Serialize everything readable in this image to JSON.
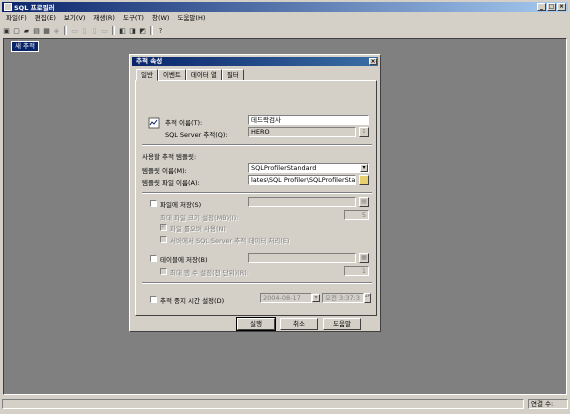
{
  "app": {
    "title": "SQL 프로필러",
    "menu": [
      "파일(F)",
      "편집(E)",
      "보기(V)",
      "재생(R)",
      "도구(T)",
      "창(W)",
      "도움말(H)"
    ],
    "status_right": "연결 수:"
  },
  "trace_window_label": "새 추적",
  "dialog": {
    "title": "추적 속성",
    "tabs": [
      "일반",
      "이벤트",
      "데이터 열",
      "필터"
    ],
    "trace_name_label": "추적 이름(T):",
    "trace_name_value": "데드락검사",
    "sql_server_label": "SQL Server 추적(Q):",
    "sql_server_value": "HERO",
    "template_section_label": "사용할 추적 템플릿:",
    "template_name_label": "템플릿 이름(M):",
    "template_name_value": "SQLProfilerStandard",
    "template_file_label": "템플릿 파일 이름(A):",
    "template_file_value": "lates\\SQL Profiler\\SQLProfilerStandard.tdf",
    "save_to_file_label": "파일에 저장(S)",
    "max_file_size_label": "최대 파일 크기 설정(MB)(I):",
    "max_file_size_value": "5",
    "file_rollover_label": "파일 롤오버 사용(N)",
    "server_process_label": "서버에서 SQL Server 추적 데이터 처리(E)",
    "save_to_table_label": "테이블에 저장(B)",
    "max_rows_label": "최대 행 수 설정(천 단위)(R):",
    "max_rows_value": "1",
    "stop_time_label": "추적 중지 시간 설정(D)",
    "stop_date_value": "2004-08-17",
    "stop_time_value": "오전  3:37:3",
    "buttons": {
      "run": "실행",
      "cancel": "취소",
      "help": "도움말"
    }
  }
}
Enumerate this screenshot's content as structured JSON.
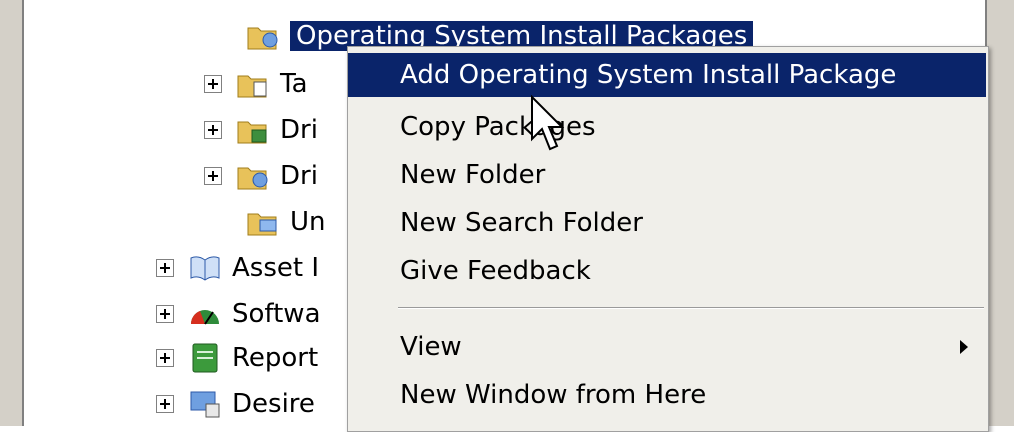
{
  "tree": {
    "selected_node": "Operating System Install Packages",
    "nodes": [
      {
        "label": "Ta",
        "icon": "task-sequence-folder-icon"
      },
      {
        "label": "Dri",
        "icon": "driver-folder-icon"
      },
      {
        "label": "Dri",
        "icon": "driver-package-folder-icon"
      },
      {
        "label": "Un",
        "icon": "unknown-computers-folder-icon"
      },
      {
        "label": "Asset I",
        "icon": "asset-intelligence-icon"
      },
      {
        "label": "Softwa",
        "icon": "software-metering-icon"
      },
      {
        "label": "Report",
        "icon": "reporting-icon"
      },
      {
        "label": "Desire",
        "icon": "desired-configuration-icon"
      }
    ]
  },
  "context_menu": {
    "items": [
      {
        "label": "Add Operating System Install Package",
        "highlighted": true
      },
      {
        "label": "Copy Packages"
      },
      {
        "label": "New Folder"
      },
      {
        "label": "New Search Folder"
      },
      {
        "label": "Give Feedback"
      },
      {
        "label": "View",
        "has_submenu": true
      },
      {
        "label": "New Window from Here"
      }
    ]
  },
  "colors": {
    "selection": "#0a246a",
    "menu_background": "#f0efea"
  }
}
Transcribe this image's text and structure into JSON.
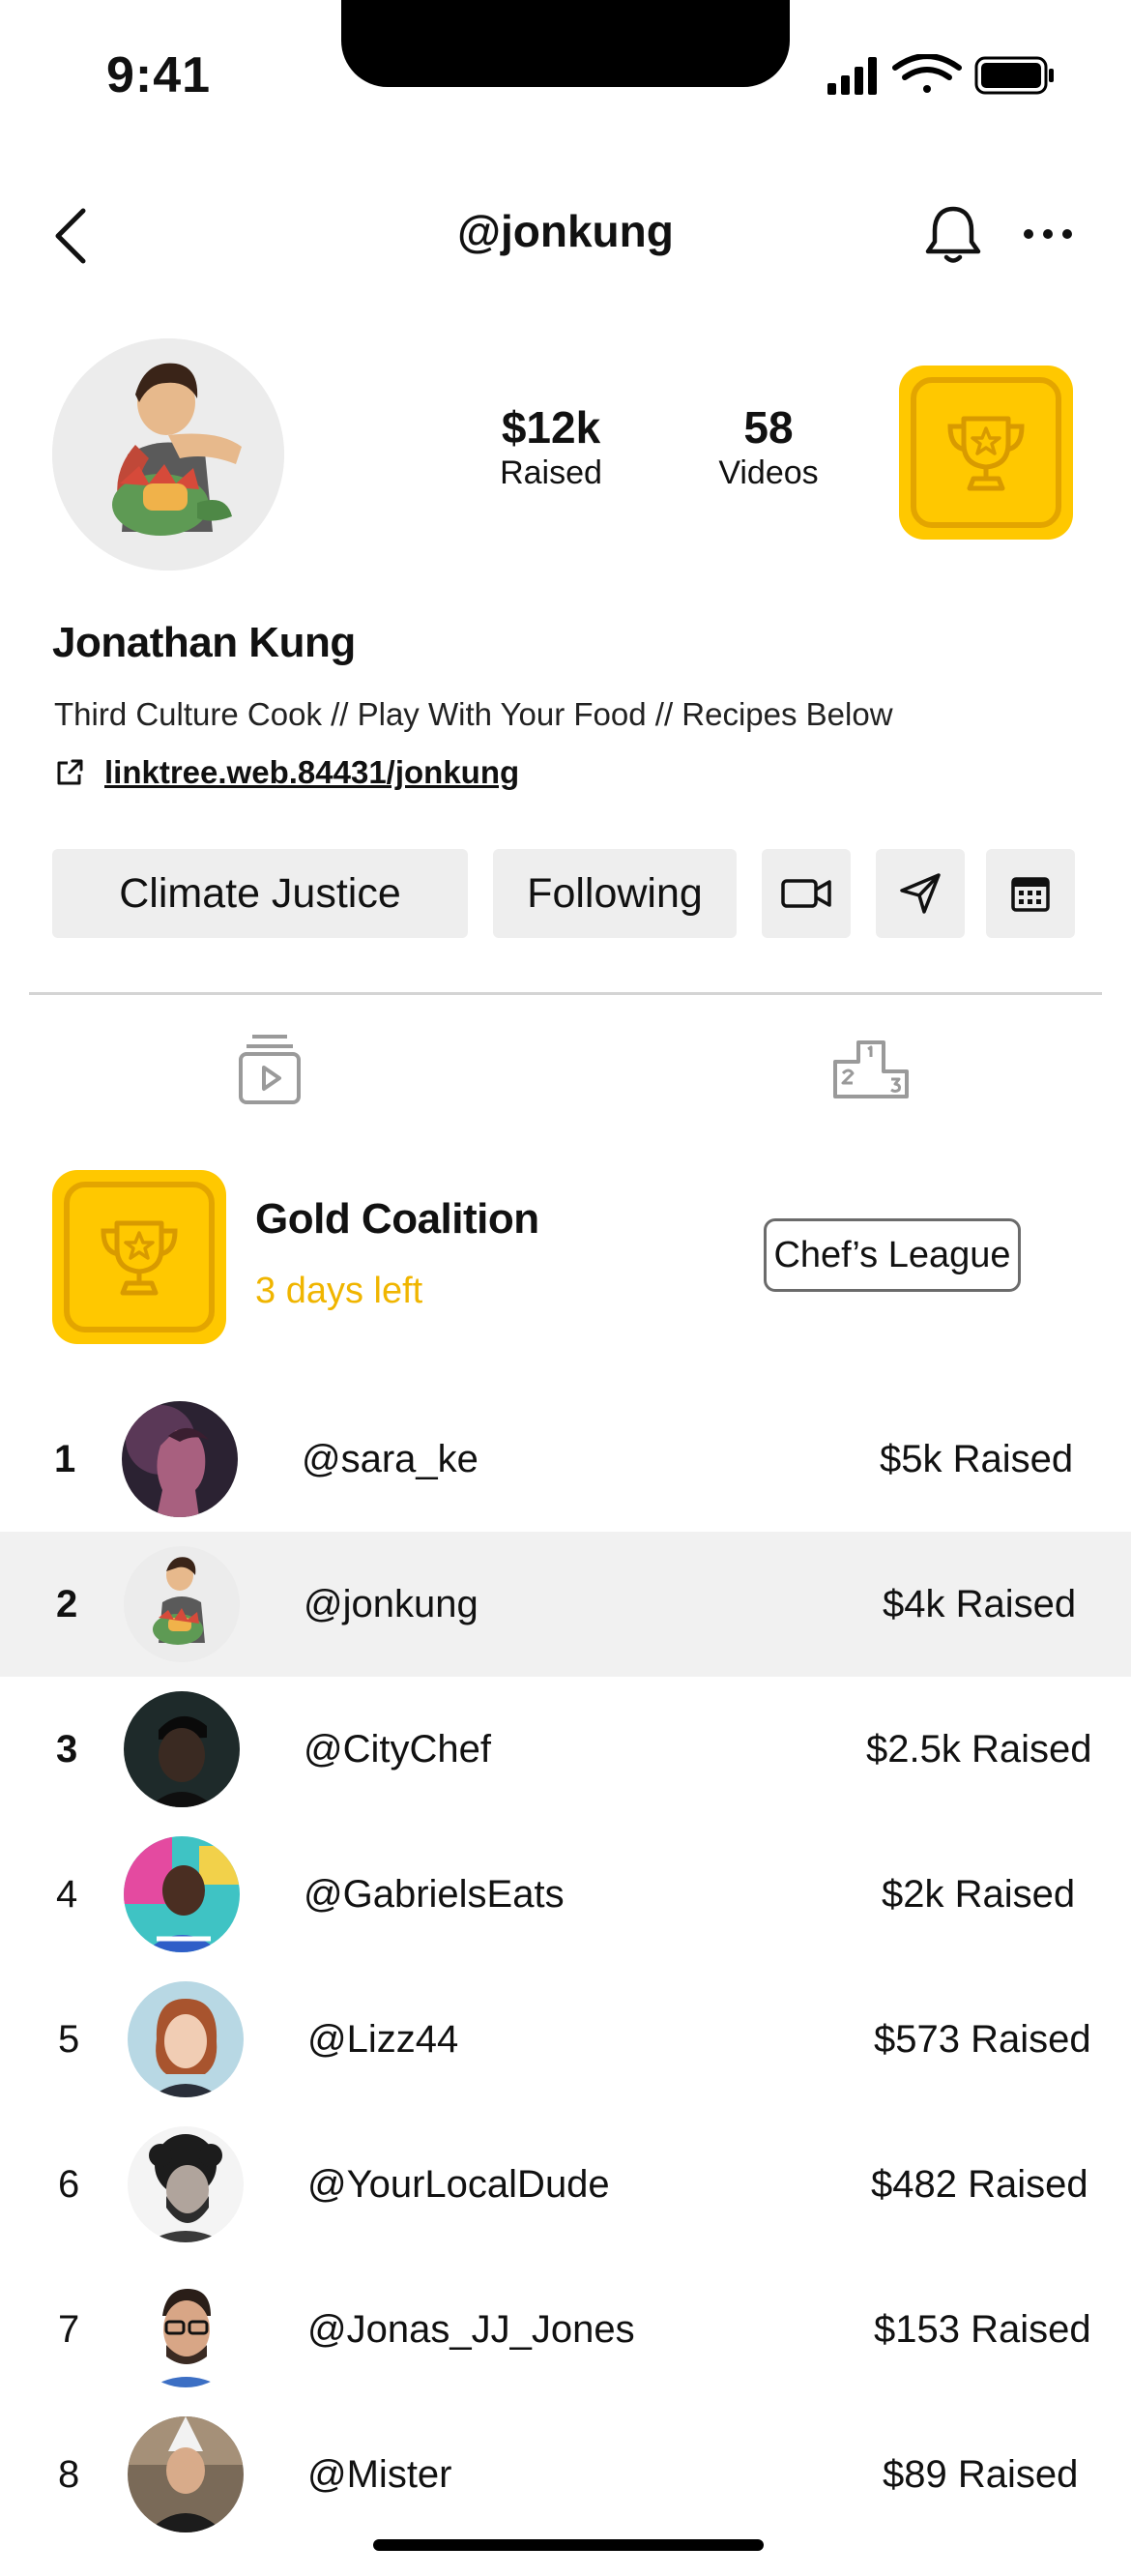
{
  "status_bar": {
    "time": "9:41"
  },
  "header": {
    "handle": "@jonkung"
  },
  "profile": {
    "stats": [
      {
        "value": "$12k",
        "label": "Raised"
      },
      {
        "value": "58",
        "label": "Videos"
      }
    ],
    "name": "Jonathan Kung",
    "bio": "Third Culture Cook // Play With Your Food //  Recipes Below",
    "link": "linktree.web.84431/jonkung"
  },
  "actions": {
    "cause_label": "Climate Justice",
    "follow_label": "Following"
  },
  "tabs": [
    {
      "icon": "video-stack-icon"
    },
    {
      "icon": "podium-icon"
    }
  ],
  "league": {
    "title": "Gold Coalition",
    "time_left": "3 days left",
    "league_button": "Chef’s League"
  },
  "leaderboard": [
    {
      "rank": "1",
      "handle": "@sara_ke",
      "raised": "$5k Raised"
    },
    {
      "rank": "2",
      "handle": "@jonkung",
      "raised": "$4k Raised"
    },
    {
      "rank": "3",
      "handle": "@CityChef",
      "raised": "$2.5k Raised"
    },
    {
      "rank": "4",
      "handle": "@GabrielsEats",
      "raised": "$2k Raised"
    },
    {
      "rank": "5",
      "handle": "@Lizz44",
      "raised": "$573 Raised"
    },
    {
      "rank": "6",
      "handle": "@YourLocalDude",
      "raised": "$482 Raised"
    },
    {
      "rank": "7",
      "handle": "@Jonas_JJ_Jones",
      "raised": "$153 Raised"
    },
    {
      "rank": "8",
      "handle": "@Mister",
      "raised": "$89 Raised"
    }
  ],
  "colors": {
    "gold": "#ffc800",
    "gold_dark": "#e3a500",
    "accent_text": "#f0b500",
    "highlight_row": "#f1f1f1"
  }
}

> To do: Check each line above for the word "SQLProfilerStandard", and copy the lines where it appears.

> Response:
    "template_name_value": "SQLProfilerStandard",
    "template_file_value": "lates\\SQL Profiler\\SQLProfilerStandard.tdf",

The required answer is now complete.